### What needs to be done:
Copy every one of the following rows character for character, keeping them in their original order.

### Data for this exercise:
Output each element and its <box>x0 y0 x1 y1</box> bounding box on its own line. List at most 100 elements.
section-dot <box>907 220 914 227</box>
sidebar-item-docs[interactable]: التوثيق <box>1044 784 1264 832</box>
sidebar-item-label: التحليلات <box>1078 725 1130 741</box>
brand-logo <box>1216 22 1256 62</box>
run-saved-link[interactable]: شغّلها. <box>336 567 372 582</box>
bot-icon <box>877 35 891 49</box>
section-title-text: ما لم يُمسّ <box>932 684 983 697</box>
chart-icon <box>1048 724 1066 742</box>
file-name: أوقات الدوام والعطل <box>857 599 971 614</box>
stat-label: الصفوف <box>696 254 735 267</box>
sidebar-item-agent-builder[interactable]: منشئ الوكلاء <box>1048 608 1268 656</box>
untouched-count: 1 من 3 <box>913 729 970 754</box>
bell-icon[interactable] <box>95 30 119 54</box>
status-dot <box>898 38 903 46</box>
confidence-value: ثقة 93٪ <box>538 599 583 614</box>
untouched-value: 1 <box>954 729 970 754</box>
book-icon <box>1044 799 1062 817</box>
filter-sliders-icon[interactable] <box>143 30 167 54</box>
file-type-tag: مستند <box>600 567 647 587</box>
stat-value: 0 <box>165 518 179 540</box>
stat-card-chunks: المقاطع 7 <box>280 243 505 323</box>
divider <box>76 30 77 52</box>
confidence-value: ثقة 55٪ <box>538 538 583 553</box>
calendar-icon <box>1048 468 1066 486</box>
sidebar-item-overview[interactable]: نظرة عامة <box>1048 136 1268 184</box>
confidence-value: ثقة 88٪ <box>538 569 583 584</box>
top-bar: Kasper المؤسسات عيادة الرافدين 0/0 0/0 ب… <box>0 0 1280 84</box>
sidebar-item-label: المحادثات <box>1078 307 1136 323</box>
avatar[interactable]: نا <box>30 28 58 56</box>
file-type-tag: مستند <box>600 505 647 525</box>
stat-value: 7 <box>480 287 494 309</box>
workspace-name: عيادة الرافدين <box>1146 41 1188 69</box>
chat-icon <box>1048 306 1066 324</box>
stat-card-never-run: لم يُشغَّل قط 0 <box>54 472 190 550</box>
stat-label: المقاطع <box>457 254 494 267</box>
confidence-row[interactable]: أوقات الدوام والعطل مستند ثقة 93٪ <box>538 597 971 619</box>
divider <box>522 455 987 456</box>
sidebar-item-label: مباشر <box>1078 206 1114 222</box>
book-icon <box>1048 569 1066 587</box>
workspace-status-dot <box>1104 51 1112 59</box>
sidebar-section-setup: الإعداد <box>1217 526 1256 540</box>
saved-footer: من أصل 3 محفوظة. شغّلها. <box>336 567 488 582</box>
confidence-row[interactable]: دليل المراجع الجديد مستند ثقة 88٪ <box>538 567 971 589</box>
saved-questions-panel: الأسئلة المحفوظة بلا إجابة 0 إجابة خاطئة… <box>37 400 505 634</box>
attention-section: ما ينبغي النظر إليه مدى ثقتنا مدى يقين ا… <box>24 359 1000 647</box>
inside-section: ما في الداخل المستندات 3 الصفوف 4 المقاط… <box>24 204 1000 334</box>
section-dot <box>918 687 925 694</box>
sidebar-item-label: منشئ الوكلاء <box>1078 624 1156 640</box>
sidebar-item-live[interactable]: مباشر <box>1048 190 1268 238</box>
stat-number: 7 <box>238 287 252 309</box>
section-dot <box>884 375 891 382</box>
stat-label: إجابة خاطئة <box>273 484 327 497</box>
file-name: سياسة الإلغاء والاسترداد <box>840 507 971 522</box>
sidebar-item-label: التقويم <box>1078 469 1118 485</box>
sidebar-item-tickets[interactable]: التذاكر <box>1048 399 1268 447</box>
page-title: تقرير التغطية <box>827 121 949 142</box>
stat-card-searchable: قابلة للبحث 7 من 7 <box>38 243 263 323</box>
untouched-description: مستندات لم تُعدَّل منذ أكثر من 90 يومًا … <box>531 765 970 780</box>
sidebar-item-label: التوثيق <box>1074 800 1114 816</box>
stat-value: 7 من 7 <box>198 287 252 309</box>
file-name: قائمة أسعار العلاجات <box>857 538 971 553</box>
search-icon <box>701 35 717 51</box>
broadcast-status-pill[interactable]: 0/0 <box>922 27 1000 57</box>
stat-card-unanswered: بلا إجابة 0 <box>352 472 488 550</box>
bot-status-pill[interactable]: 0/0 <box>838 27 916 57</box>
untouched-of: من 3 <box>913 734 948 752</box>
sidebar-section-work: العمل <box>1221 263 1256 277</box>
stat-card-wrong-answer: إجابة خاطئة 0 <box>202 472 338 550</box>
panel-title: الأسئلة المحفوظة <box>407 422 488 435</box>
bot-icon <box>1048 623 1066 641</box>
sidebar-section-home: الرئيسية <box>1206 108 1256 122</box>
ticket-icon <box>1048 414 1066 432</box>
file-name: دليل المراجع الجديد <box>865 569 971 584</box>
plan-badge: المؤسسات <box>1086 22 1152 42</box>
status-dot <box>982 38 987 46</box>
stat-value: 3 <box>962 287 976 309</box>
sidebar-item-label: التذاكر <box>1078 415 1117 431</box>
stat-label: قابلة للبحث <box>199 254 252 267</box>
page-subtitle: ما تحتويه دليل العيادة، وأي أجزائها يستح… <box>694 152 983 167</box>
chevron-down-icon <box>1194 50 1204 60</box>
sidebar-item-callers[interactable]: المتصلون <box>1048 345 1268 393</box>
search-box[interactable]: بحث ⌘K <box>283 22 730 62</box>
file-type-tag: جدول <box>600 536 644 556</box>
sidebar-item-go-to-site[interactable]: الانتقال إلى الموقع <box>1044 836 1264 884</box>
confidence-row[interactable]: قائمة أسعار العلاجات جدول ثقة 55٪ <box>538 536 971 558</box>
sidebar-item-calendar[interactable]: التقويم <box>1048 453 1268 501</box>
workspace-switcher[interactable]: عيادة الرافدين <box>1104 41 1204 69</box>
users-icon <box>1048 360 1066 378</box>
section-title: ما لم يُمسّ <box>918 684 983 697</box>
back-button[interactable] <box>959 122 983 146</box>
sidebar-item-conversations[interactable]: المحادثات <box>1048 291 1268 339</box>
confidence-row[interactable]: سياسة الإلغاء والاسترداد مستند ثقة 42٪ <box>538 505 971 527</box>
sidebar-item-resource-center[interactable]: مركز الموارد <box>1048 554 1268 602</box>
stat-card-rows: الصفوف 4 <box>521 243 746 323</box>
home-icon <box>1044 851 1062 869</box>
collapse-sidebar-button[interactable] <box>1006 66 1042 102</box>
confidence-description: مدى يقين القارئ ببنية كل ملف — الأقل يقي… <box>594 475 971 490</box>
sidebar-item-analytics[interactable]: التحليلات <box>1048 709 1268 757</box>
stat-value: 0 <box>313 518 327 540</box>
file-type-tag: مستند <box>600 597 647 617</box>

### Right answer:
Output each element and its <box>x0 y0 x1 y1</box> bounding box on its own line. List at most 100 elements.
section-dot <box>907 220 914 227</box>
sidebar-item-docs[interactable]: التوثيق <box>1044 784 1264 832</box>
sidebar-item-label: التحليلات <box>1078 725 1130 741</box>
brand-logo <box>1216 22 1256 62</box>
run-saved-link[interactable]: شغّلها. <box>336 567 372 582</box>
bot-icon <box>877 35 891 49</box>
section-title-text: ما لم يُمسّ <box>932 684 983 697</box>
chart-icon <box>1048 724 1066 742</box>
file-name: أوقات الدوام والعطل <box>857 599 971 614</box>
stat-label: الصفوف <box>696 254 735 267</box>
sidebar-item-agent-builder[interactable]: منشئ الوكلاء <box>1048 608 1268 656</box>
untouched-count: 1 من 3 <box>913 729 970 754</box>
bell-icon[interactable] <box>95 30 119 54</box>
status-dot <box>898 38 903 46</box>
confidence-value: ثقة 93٪ <box>538 599 583 614</box>
untouched-value: 1 <box>954 729 970 754</box>
book-icon <box>1044 799 1062 817</box>
filter-sliders-icon[interactable] <box>143 30 167 54</box>
file-type-tag: مستند <box>600 567 647 587</box>
stat-value: 0 <box>165 518 179 540</box>
stat-card-chunks: المقاطع 7 <box>280 243 505 323</box>
divider <box>76 30 77 52</box>
confidence-value: ثقة 55٪ <box>538 538 583 553</box>
calendar-icon <box>1048 468 1066 486</box>
sidebar-item-overview[interactable]: نظرة عامة <box>1048 136 1268 184</box>
confidence-value: ثقة 88٪ <box>538 569 583 584</box>
top-bar: Kasper المؤسسات عيادة الرافدين 0/0 0/0 ب… <box>0 0 1280 84</box>
sidebar-item-label: المحادثات <box>1078 307 1136 323</box>
avatar[interactable]: نا <box>30 28 58 56</box>
file-type-tag: مستند <box>600 505 647 525</box>
stat-value: 7 <box>480 287 494 309</box>
workspace-name: عيادة الرافدين <box>1146 41 1188 69</box>
chat-icon <box>1048 306 1066 324</box>
stat-card-never-run: لم يُشغَّل قط 0 <box>54 472 190 550</box>
stat-label: المقاطع <box>457 254 494 267</box>
confidence-row[interactable]: أوقات الدوام والعطل مستند ثقة 93٪ <box>538 597 971 619</box>
divider <box>522 455 987 456</box>
sidebar-item-label: مباشر <box>1078 206 1114 222</box>
book-icon <box>1048 569 1066 587</box>
workspace-status-dot <box>1104 51 1112 59</box>
sidebar-section-setup: الإعداد <box>1217 526 1256 540</box>
saved-footer: من أصل 3 محفوظة. شغّلها. <box>336 567 488 582</box>
confidence-row[interactable]: دليل المراجع الجديد مستند ثقة 88٪ <box>538 567 971 589</box>
saved-questions-panel: الأسئلة المحفوظة بلا إجابة 0 إجابة خاطئة… <box>37 400 505 634</box>
attention-section: ما ينبغي النظر إليه مدى ثقتنا مدى يقين ا… <box>24 359 1000 647</box>
inside-section: ما في الداخل المستندات 3 الصفوف 4 المقاط… <box>24 204 1000 334</box>
section-dot <box>918 687 925 694</box>
sidebar-item-label: منشئ الوكلاء <box>1078 624 1156 640</box>
sidebar-item-live[interactable]: مباشر <box>1048 190 1268 238</box>
stat-number: 7 <box>238 287 252 309</box>
section-dot <box>884 375 891 382</box>
stat-label: إجابة خاطئة <box>273 484 327 497</box>
file-name: سياسة الإلغاء والاسترداد <box>840 507 971 522</box>
sidebar-item-label: التقويم <box>1078 469 1118 485</box>
sidebar-item-tickets[interactable]: التذاكر <box>1048 399 1268 447</box>
page-title: تقرير التغطية <box>827 121 949 142</box>
stat-card-searchable: قابلة للبحث 7 من 7 <box>38 243 263 323</box>
untouched-description: مستندات لم تُعدَّل منذ أكثر من 90 يومًا … <box>531 765 970 780</box>
sidebar-item-label: التوثيق <box>1074 800 1114 816</box>
stat-value: 7 من 7 <box>198 287 252 309</box>
file-name: قائمة أسعار العلاجات <box>857 538 971 553</box>
search-icon <box>701 35 717 51</box>
broadcast-status-pill[interactable]: 0/0 <box>922 27 1000 57</box>
stat-card-unanswered: بلا إجابة 0 <box>352 472 488 550</box>
bot-status-pill[interactable]: 0/0 <box>838 27 916 57</box>
untouched-of: من 3 <box>913 734 948 752</box>
sidebar-section-work: العمل <box>1221 263 1256 277</box>
stat-card-wrong-answer: إجابة خاطئة 0 <box>202 472 338 550</box>
panel-title: الأسئلة المحفوظة <box>407 422 488 435</box>
bot-icon <box>1048 623 1066 641</box>
sidebar-section-home: الرئيسية <box>1206 108 1256 122</box>
ticket-icon <box>1048 414 1066 432</box>
file-name: دليل المراجع الجديد <box>865 569 971 584</box>
plan-badge: المؤسسات <box>1086 22 1152 42</box>
status-dot <box>982 38 987 46</box>
stat-value: 3 <box>962 287 976 309</box>
sidebar-item-label: التذاكر <box>1078 415 1117 431</box>
stat-label: قابلة للبحث <box>199 254 252 267</box>
page-subtitle: ما تحتويه دليل العيادة، وأي أجزائها يستح… <box>694 152 983 167</box>
chevron-down-icon <box>1194 50 1204 60</box>
sidebar-item-callers[interactable]: المتصلون <box>1048 345 1268 393</box>
search-box[interactable]: بحث ⌘K <box>283 22 730 62</box>
file-type-tag: جدول <box>600 536 644 556</box>
sidebar-item-go-to-site[interactable]: الانتقال إلى الموقع <box>1044 836 1264 884</box>
confidence-row[interactable]: قائمة أسعار العلاجات جدول ثقة 55٪ <box>538 536 971 558</box>
sidebar-item-calendar[interactable]: التقويم <box>1048 453 1268 501</box>
workspace-switcher[interactable]: عيادة الرافدين <box>1104 41 1204 69</box>
users-icon <box>1048 360 1066 378</box>
section-title: ما لم يُمسّ <box>918 684 983 697</box>
back-button[interactable] <box>959 122 983 146</box>
sidebar-item-conversations[interactable]: المحادثات <box>1048 291 1268 339</box>
confidence-row[interactable]: سياسة الإلغاء والاسترداد مستند ثقة 42٪ <box>538 505 971 527</box>
sidebar-item-resource-center[interactable]: مركز الموارد <box>1048 554 1268 602</box>
stat-card-rows: الصفوف 4 <box>521 243 746 323</box>
home-icon <box>1044 851 1062 869</box>
collapse-sidebar-button[interactable] <box>1006 66 1042 102</box>
confidence-description: مدى يقين القارئ ببنية كل ملف — الأقل يقي… <box>594 475 971 490</box>
sidebar-item-analytics[interactable]: التحليلات <box>1048 709 1268 757</box>
stat-value: 0 <box>313 518 327 540</box>
file-type-tag: مستند <box>600 597 647 617</box>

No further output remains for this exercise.